▶ _Description of the task_: Each line of the material below that holds the word "system" needs to be copied.

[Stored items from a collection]
************
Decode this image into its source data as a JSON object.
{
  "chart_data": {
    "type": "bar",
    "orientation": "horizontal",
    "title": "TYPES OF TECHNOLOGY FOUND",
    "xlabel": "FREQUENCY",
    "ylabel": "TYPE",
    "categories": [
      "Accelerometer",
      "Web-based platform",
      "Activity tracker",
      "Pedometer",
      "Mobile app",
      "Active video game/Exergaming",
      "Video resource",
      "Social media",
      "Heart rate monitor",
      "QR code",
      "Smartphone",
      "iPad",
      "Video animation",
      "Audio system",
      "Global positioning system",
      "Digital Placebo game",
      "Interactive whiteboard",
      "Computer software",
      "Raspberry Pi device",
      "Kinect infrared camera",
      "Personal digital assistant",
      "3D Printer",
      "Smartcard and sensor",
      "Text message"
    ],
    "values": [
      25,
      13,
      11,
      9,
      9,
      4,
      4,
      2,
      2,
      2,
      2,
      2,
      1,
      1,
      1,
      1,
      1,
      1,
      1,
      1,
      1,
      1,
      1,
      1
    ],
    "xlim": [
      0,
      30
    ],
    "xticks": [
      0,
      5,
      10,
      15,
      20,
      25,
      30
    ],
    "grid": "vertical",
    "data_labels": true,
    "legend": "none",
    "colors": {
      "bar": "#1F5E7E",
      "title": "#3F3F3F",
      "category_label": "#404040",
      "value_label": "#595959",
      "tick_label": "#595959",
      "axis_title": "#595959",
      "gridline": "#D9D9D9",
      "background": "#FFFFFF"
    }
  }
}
************
▶ _Task output_:
      "Audio system",
      "Global positioning system",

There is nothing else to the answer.